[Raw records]
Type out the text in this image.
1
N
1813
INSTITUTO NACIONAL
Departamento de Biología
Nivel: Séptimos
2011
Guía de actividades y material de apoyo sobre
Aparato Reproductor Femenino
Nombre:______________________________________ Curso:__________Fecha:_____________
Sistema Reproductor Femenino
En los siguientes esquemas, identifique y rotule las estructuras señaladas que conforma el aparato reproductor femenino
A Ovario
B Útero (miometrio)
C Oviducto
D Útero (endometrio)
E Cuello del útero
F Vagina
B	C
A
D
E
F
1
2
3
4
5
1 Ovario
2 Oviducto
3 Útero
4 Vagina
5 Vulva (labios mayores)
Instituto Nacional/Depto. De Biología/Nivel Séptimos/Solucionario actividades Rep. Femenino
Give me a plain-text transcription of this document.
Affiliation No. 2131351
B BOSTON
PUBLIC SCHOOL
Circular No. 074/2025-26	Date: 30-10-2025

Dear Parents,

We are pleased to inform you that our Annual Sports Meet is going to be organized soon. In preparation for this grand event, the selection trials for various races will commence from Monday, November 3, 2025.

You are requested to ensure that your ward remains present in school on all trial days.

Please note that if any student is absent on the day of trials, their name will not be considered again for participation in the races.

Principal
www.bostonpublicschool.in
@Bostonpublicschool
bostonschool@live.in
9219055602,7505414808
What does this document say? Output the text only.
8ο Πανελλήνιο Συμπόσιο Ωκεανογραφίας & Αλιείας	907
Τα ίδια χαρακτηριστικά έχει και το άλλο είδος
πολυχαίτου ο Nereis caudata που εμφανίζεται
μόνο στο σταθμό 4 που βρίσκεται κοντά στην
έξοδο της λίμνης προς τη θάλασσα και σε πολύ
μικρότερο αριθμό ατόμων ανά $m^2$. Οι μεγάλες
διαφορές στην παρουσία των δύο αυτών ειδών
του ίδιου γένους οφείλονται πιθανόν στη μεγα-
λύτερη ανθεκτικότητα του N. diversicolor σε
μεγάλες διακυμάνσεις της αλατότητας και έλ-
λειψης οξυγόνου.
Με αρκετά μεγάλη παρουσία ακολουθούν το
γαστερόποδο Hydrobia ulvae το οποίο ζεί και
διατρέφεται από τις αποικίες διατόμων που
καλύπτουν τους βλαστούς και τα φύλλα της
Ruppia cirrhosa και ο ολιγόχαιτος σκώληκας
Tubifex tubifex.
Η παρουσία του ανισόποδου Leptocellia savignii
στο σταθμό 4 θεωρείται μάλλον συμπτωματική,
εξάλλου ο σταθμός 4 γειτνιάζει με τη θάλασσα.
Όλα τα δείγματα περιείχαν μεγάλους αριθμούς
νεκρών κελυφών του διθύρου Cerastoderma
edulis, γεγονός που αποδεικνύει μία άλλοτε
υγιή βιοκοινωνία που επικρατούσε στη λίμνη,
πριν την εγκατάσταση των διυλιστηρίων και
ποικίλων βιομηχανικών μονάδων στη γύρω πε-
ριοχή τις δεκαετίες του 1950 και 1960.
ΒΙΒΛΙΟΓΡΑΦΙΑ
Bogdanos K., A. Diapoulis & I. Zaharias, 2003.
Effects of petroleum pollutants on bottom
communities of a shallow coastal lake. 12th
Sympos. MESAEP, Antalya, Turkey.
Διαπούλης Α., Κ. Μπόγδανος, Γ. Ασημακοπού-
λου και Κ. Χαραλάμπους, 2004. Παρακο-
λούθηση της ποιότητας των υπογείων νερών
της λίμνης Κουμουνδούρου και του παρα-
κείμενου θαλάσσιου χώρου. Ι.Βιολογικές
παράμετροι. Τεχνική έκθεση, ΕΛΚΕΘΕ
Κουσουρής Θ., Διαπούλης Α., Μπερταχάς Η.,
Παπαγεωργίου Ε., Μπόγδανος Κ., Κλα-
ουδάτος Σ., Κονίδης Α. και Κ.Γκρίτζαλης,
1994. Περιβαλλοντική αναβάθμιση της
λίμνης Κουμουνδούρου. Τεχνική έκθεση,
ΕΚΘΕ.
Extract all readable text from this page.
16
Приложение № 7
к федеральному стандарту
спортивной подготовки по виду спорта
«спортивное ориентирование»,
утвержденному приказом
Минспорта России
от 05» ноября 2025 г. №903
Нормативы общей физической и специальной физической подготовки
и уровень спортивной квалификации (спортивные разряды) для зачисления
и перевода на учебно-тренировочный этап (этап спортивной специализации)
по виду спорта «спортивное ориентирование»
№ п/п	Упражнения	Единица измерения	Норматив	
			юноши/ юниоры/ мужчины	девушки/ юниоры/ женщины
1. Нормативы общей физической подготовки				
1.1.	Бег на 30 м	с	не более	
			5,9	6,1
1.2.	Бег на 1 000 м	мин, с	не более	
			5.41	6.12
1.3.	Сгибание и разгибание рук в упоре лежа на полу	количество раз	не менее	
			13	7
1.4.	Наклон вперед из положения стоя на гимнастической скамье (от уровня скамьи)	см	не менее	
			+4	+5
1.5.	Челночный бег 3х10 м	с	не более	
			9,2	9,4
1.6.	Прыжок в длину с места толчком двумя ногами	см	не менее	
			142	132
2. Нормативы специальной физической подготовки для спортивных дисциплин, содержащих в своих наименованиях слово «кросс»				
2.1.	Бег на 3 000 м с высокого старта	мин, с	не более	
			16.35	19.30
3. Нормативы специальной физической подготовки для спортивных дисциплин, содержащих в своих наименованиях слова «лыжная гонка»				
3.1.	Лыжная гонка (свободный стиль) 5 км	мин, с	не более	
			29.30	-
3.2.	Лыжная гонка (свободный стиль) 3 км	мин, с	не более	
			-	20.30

#### [Challenge]
All of the entries must be quoted exactly; please include each one.

#### [In response]
Type out the text in this image.
1
N
1813
INSTITUTO NACIONAL
Departamento de Biología
Nivel: Séptimos
2011
Guía de actividades y material de apoyo sobre
Aparato Reproductor Femenino
Nombre:______________________________________ Curso:__________Fecha:_____________
Sistema Reproductor Femenino
En los siguientes esquemas, identifique y rotule las estructuras señaladas que conforma el aparato reproductor femenino
A Ovario
B Útero (miometrio)
C Oviducto
D Útero (endometrio)
E Cuello del útero
F Vagina
B	C
A
D
E
F
1
2
3
4
5
1 Ovario
2 Oviducto
3 Útero
4 Vagina
5 Vulva (labios mayores)
Instituto Nacional/Depto. De Biología/Nivel Séptimos/Solucionario actividades Rep. Femenino
Give me a plain-text transcription of this document.
Affiliation No. 2131351
B BOSTON
PUBLIC SCHOOL
Circular No. 074/2025-26	Date: 30-10-2025

Dear Parents,

We are pleased to inform you that our Annual Sports Meet is going to be organized soon. In preparation for this grand event, the selection trials for various races will commence from Monday, November 3, 2025.

You are requested to ensure that your ward remains present in school on all trial days.

Please note that if any student is absent on the day of trials, their name will not be considered again for participation in the races.

Principal
www.bostonpublicschool.in
@Bostonpublicschool
bostonschool@live.in
9219055602,7505414808
What does this document say? Output the text only.
8ο Πανελλήνιο Συμπόσιο Ωκεανογραφίας & Αλιείας	907
Τα ίδια χαρακτηριστικά έχει και το άλλο είδος
πολυχαίτου ο Nereis caudata που εμφανίζεται
μόνο στο σταθμό 4 που βρίσκεται κοντά στην
έξοδο της λίμνης προς τη θάλασσα και σε πολύ
μικρότερο αριθμό ατόμων ανά $m^2$. Οι μεγάλες
διαφορές στην παρουσία των δύο αυτών ειδών
του ίδιου γένους οφείλονται πιθανόν στη μεγα-
λύτερη ανθεκτικότητα του N. diversicolor σε
μεγάλες διακυμάνσεις της αλατότητας και έλ-
λειψης οξυγόνου.
Με αρκετά μεγάλη παρουσία ακολουθούν το
γαστερόποδο Hydrobia ulvae το οποίο ζεί και
διατρέφεται από τις αποικίες διατόμων που
καλύπτουν τους βλαστούς και τα φύλλα της
Ruppia cirrhosa και ο ολιγόχαιτος σκώληκας
Tubifex tubifex.
Η παρουσία του ανισόποδου Leptocellia savignii
στο σταθμό 4 θεωρείται μάλλον συμπτωματική,
εξάλλου ο σταθμός 4 γειτνιάζει με τη θάλασσα.
Όλα τα δείγματα περιείχαν μεγάλους αριθμούς
νεκρών κελυφών του διθύρου Cerastoderma
edulis, γεγονός που αποδεικνύει μία άλλοτε
υγιή βιοκοινωνία που επικρατούσε στη λίμνη,
πριν την εγκατάσταση των διυλιστηρίων και
ποικίλων βιομηχανικών μονάδων στη γύρω πε-
ριοχή τις δεκαετίες του 1950 και 1960.
ΒΙΒΛΙΟΓΡΑΦΙΑ
Bogdanos K., A. Diapoulis & I. Zaharias, 2003.
Effects of petroleum pollutants on bottom
communities of a shallow coastal lake. 12th
Sympos. MESAEP, Antalya, Turkey.
Διαπούλης Α., Κ. Μπόγδανος, Γ. Ασημακοπού-
λου και Κ. Χαραλάμπους, 2004. Παρακο-
λούθηση της ποιότητας των υπογείων νερών
της λίμνης Κουμουνδούρου και του παρα-
κείμενου θαλάσσιου χώρου. Ι.Βιολογικές
παράμετροι. Τεχνική έκθεση, ΕΛΚΕΘΕ
Κουσουρής Θ., Διαπούλης Α., Μπερταχάς Η.,
Παπαγεωργίου Ε., Μπόγδανος Κ., Κλα-
ουδάτος Σ., Κονίδης Α. και Κ.Γκρίτζαλης,
1994. Περιβαλλοντική αναβάθμιση της
λίμνης Κουμουνδούρου. Τεχνική έκθεση,
ΕΚΘΕ.
Extract all readable text from this page.
16
Приложение № 7
к федеральному стандарту
спортивной подготовки по виду спорта
«спортивное ориентирование»,
утвержденному приказом
Минспорта России
от 05» ноября 2025 г. №903
Нормативы общей физической и специальной физической подготовки
и уровень спортивной квалификации (спортивные разряды) для зачисления
и перевода на учебно-тренировочный этап (этап спортивной специализации)
по виду спорта «спортивное ориентирование»
№ п/п	Упражнения	Единица измерения	Норматив	
			юноши/ юниоры/ мужчины	девушки/ юниоры/ женщины
1. Нормативы общей физической подготовки				
1.1.	Бег на 30 м	с	не более	
			5,9	6,1
1.2.	Бег на 1 000 м	мин, с	не более	
			5.41	6.12
1.3.	Сгибание и разгибание рук в упоре лежа на полу	количество раз	не менее	
			13	7
1.4.	Наклон вперед из положения стоя на гимнастической скамье (от уровня скамьи)	см	не менее	
			+4	+5
1.5.	Челночный бег 3х10 м	с	не более	
			9,2	9,4
1.6.	Прыжок в длину с места толчком двумя ногами	см	не менее	
			142	132
2. Нормативы специальной физической подготовки для спортивных дисциплин, содержащих в своих наименованиях слово «кросс»				
2.1.	Бег на 3 000 м с высокого старта	мин, с	не более	
			16.35	19.30
3. Нормативы специальной физической подготовки для спортивных дисциплин, содержащих в своих наименованиях слова «лыжная гонка»				
3.1.	Лыжная гонка (свободный стиль) 5 км	мин, с	не более	
			29.30	-
3.2.	Лыжная гонка (свободный стиль) 3 км	мин, с	не более	
			-	20.30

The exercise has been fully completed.